-- START Material shown --
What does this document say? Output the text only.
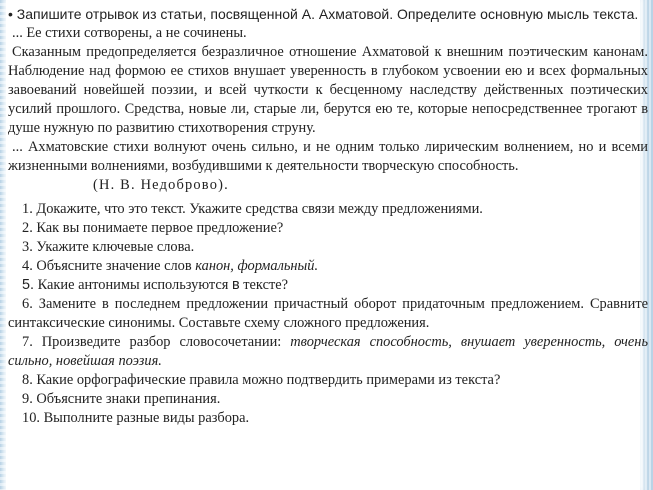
• Запишите отрывок из статьи, посвященной А. Ахматовой. Определите основную мысль текста.

... Ее стихи сотворены, а не сочинены.

Сказанным предопределяется безразличное отношение Ахматовой к внешним поэтическим канонам. Наблюдение над формою ее стихов внушает уверенность в глубоком усвоении ею и всех формальных завоеваний новейшей поэзии, и всей чуткости к бесценному наследству действенных поэтических усилий прошлого. Средства, новые ли, старые ли, берутся ею те, которые непосредственнее трогают в душе нужную по развитию стихотворения струну.

... Ахматовские стихи волнуют очень сильно, и не одним только лирическим волнением, но и всеми жизненными волнениями, возбудившими к деятельности творческую способность.

(Н. В. Недоброво).

1. Докажите, что это текст. Укажите средства связи между предложениями.

2. Как вы понимаете первое предложение?

3. Укажите ключевые слова.

4. Объясните значение слов канон, формальный.

5. Какие антонимы используются в тексте?

6. Замените в последнем предложении причастный оборот придаточным предложением. Сравните синтаксические синонимы. Составьте схему сложного предложения.

7. Произведите разбор словосочетании: творческая способность, внушает уверенность, очень сильно, новейшая поэзия.

8. Какие орфографические правила можно подтвердить примерами из текста?

9. Объясните знаки препинания.

10. Выполните разные виды разбора.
-- END Material shown --
* [Challenge]
Copy out all the entries exactly. Images stay out of the copy.

* [Answer below]
What does this document say? Output the text only.
• Запишите отрывок из статьи, посвященной А. Ахматовой. Определите основную мысль текста.

... Ее стихи сотворены, а не сочинены.

Сказанным предопределяется безразличное отношение Ахматовой к внешним поэтическим канонам. Наблюдение над формою ее стихов внушает уверенность в глубоком усвоении ею и всех формальных завоеваний новейшей поэзии, и всей чуткости к бесценному наследству действенных поэтических усилий прошлого. Средства, новые ли, старые ли, берутся ею те, которые непосредственнее трогают в душе нужную по развитию стихотворения струну.

... Ахматовские стихи волнуют очень сильно, и не одним только лирическим волнением, но и всеми жизненными волнениями, возбудившими к деятельности творческую способность.

(Н. В. Недоброво).

1. Докажите, что это текст. Укажите средства связи между предложениями.

2. Как вы понимаете первое предложение?

3. Укажите ключевые слова.

4. Объясните значение слов канон, формальный.

5. Какие антонимы используются в тексте?

6. Замените в последнем предложении причастный оборот придаточным предложением. Сравните синтаксические синонимы. Составьте схему сложного предложения.

7. Произведите разбор словосочетании: творческая способность, внушает уверенность, очень сильно, новейшая поэзия.

8. Какие орфографические правила можно подтвердить примерами из текста?

9. Объясните знаки препинания.

10. Выполните разные виды разбора.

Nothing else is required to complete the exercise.